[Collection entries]
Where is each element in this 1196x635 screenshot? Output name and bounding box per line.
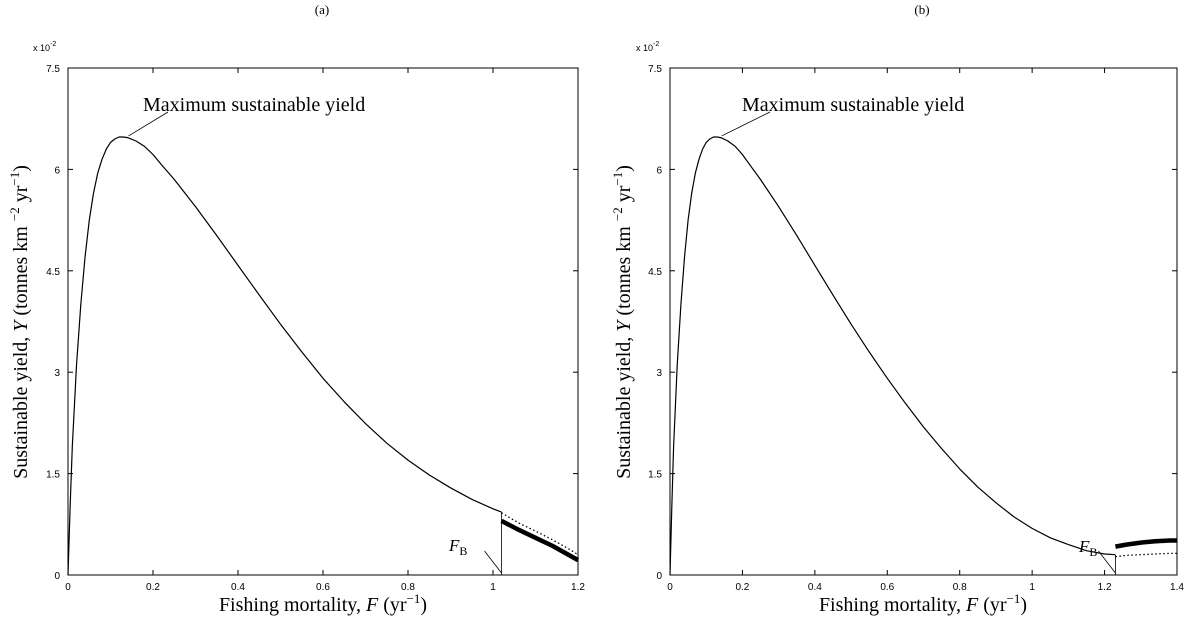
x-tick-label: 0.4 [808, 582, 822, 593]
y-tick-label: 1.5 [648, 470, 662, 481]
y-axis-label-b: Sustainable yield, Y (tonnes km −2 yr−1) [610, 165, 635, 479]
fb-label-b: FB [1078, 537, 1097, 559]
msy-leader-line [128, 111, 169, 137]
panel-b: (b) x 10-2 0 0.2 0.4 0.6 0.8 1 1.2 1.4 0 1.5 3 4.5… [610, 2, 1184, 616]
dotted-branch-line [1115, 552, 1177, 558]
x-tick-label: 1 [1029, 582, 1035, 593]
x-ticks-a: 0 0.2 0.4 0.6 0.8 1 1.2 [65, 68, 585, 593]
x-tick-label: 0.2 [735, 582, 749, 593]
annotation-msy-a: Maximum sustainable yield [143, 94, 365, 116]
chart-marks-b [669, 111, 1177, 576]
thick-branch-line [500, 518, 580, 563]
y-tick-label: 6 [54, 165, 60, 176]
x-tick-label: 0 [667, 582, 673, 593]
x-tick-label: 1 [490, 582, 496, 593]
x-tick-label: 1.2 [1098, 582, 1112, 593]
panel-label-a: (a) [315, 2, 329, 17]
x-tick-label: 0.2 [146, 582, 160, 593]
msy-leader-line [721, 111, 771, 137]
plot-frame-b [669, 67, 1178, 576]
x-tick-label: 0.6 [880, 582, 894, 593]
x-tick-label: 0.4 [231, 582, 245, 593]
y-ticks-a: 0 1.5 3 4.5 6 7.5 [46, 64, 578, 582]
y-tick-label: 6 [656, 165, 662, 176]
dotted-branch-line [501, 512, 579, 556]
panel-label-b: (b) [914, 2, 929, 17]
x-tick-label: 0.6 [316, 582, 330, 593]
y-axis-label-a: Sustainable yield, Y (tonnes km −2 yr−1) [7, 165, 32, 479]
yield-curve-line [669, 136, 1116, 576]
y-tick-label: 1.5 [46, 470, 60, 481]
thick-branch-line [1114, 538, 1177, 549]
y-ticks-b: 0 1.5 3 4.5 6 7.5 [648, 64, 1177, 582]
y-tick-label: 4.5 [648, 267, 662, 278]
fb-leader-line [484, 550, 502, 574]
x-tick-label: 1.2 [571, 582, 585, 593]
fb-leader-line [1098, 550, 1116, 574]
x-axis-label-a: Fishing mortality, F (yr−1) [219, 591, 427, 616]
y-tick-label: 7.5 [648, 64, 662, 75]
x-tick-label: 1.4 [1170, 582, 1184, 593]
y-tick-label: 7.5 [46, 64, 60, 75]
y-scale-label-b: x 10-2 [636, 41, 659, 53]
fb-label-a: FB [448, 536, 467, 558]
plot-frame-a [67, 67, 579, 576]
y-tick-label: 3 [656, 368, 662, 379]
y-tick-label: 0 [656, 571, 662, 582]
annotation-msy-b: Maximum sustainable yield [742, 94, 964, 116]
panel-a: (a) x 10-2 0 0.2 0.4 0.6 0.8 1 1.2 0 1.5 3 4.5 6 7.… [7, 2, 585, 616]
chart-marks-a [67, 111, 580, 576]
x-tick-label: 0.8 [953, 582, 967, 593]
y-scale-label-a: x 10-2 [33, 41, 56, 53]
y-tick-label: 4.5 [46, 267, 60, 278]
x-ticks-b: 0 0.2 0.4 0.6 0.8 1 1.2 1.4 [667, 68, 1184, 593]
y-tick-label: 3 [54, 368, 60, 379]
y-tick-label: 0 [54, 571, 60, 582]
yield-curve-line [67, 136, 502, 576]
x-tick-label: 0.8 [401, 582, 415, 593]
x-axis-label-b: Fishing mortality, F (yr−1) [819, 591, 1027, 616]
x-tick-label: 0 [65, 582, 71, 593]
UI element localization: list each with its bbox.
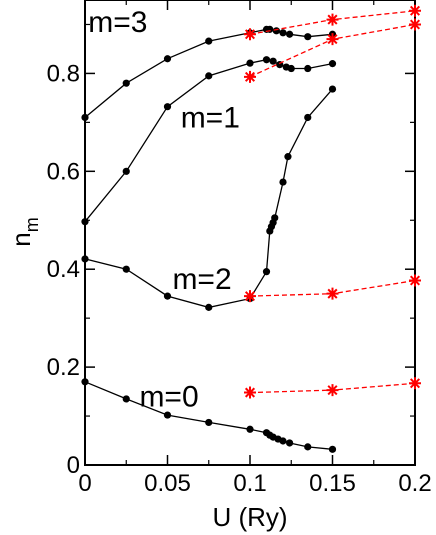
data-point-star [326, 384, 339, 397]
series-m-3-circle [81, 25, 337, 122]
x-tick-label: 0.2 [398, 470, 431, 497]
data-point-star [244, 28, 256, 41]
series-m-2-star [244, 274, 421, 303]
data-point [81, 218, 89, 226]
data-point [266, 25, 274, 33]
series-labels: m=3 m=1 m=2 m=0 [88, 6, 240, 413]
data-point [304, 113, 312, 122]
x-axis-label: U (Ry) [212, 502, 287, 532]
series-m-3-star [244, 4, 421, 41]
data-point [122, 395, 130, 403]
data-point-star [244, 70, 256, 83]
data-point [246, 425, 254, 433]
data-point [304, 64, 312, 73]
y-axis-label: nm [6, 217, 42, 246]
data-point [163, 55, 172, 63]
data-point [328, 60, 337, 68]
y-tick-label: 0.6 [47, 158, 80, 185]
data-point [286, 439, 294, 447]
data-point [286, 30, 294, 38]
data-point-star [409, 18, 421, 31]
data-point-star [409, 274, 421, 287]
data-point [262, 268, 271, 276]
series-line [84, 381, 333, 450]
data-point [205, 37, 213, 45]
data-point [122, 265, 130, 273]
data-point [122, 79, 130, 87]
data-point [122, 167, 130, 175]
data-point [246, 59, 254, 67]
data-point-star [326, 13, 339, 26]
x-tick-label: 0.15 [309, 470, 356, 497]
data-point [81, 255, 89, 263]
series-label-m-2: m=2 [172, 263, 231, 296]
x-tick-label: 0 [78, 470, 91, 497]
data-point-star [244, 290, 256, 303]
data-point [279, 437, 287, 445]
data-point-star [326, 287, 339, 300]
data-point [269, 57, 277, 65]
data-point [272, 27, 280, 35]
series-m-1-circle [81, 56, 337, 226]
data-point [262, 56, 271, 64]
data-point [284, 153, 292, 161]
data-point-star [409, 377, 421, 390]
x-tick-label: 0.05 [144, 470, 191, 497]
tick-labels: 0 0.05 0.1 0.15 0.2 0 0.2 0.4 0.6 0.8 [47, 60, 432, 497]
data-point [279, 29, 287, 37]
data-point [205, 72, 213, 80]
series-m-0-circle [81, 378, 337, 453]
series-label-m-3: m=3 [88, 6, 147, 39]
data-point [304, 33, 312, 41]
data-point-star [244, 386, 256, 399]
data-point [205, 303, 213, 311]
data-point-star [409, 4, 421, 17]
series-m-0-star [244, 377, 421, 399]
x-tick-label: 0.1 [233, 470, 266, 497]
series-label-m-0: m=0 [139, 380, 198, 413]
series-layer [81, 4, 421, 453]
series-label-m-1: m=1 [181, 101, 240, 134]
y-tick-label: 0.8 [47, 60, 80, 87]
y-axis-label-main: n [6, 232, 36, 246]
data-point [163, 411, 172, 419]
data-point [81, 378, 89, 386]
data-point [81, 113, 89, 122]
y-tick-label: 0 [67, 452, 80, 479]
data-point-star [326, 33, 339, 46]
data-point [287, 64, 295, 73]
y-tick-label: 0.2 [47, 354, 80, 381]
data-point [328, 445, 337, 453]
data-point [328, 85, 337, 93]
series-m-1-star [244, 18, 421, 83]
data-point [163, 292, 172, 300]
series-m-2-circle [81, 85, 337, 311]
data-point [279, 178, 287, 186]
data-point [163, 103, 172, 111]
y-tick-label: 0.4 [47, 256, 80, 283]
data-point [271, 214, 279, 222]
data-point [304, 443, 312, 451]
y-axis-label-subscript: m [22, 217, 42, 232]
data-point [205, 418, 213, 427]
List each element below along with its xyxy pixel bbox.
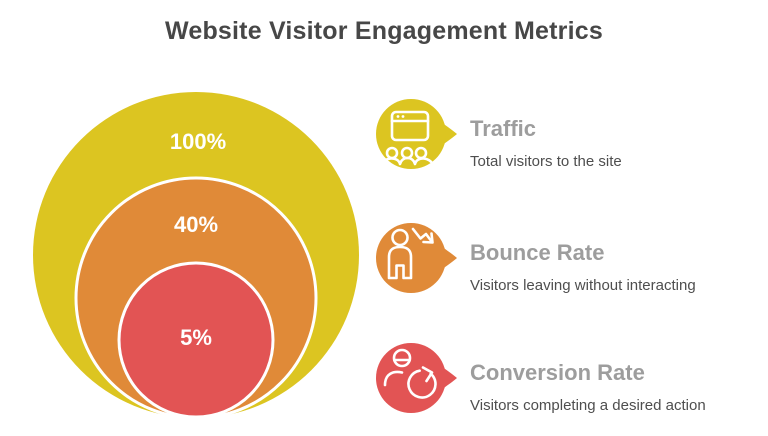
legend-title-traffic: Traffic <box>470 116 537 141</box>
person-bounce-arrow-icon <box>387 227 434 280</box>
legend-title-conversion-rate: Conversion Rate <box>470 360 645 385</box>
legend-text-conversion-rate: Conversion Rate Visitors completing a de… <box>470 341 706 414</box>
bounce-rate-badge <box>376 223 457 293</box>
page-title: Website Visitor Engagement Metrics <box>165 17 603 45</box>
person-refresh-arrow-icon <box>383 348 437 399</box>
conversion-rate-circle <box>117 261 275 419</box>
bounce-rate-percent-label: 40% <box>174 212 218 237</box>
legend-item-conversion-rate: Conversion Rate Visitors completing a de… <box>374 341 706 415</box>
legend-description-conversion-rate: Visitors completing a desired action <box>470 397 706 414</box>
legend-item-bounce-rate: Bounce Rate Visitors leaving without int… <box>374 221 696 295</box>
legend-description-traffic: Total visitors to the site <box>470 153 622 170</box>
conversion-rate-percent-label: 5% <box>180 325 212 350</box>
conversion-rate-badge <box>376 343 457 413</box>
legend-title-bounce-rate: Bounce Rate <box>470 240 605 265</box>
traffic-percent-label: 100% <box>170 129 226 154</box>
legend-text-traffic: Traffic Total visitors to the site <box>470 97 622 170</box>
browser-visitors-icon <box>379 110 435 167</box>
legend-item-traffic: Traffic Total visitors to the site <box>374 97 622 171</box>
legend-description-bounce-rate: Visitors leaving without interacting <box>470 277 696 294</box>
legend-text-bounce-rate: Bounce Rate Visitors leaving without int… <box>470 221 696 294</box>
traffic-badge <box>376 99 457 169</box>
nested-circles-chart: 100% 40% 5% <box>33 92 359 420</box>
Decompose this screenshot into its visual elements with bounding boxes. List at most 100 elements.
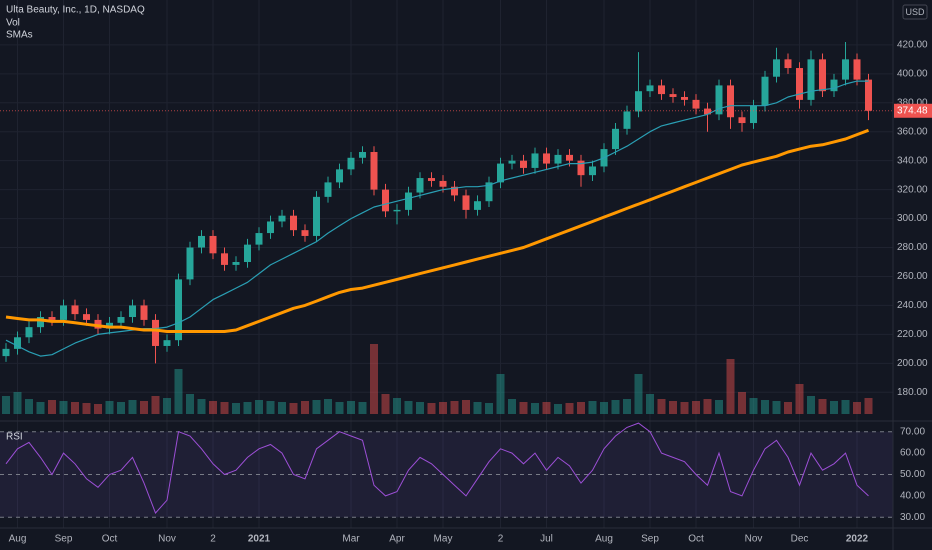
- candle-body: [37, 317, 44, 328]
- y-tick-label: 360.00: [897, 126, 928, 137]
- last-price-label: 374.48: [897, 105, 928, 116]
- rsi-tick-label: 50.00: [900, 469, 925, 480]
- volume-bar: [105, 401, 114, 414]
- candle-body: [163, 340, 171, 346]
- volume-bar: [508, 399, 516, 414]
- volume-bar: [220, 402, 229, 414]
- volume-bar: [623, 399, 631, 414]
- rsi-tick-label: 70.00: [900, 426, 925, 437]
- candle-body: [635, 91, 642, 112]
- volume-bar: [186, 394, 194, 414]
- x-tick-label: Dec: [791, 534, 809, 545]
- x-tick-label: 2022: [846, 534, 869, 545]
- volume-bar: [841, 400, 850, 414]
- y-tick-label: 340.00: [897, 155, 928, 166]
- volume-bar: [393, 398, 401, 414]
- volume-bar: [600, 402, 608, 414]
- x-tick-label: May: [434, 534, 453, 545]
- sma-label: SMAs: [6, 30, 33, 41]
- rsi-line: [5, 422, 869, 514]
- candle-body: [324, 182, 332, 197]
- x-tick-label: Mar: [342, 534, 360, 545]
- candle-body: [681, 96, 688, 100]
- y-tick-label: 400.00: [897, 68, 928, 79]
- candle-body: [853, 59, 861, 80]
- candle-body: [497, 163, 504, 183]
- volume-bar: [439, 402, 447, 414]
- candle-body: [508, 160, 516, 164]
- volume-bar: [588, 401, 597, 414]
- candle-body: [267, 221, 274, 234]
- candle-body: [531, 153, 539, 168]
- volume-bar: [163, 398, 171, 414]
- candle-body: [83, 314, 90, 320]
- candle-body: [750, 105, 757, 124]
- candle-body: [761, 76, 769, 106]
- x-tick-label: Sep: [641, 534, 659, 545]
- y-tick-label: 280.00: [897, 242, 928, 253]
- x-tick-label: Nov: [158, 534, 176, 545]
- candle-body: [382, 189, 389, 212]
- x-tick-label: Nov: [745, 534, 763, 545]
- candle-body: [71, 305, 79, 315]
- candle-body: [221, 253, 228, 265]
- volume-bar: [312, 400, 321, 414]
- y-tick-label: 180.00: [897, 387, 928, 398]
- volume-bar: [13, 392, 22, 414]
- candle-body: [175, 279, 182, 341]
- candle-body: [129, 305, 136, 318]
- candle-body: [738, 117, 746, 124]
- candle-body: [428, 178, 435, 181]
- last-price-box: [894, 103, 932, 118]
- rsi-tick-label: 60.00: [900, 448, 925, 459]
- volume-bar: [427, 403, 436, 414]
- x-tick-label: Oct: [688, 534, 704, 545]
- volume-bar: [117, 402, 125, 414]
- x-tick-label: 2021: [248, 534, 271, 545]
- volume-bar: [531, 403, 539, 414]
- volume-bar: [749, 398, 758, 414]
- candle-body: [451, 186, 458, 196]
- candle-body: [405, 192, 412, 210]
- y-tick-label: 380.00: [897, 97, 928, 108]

**Work required**
Gather every line in the records above that contains the string "Total" and copy each one in full.

**Response**
legend-description-traffic: Total visitors to the site <box>470 153 622 170</box>
legend-text-traffic: Traffic Total visitors to the site <box>470 97 622 170</box>
legend-item-traffic: Traffic Total visitors to the site <box>374 97 622 171</box>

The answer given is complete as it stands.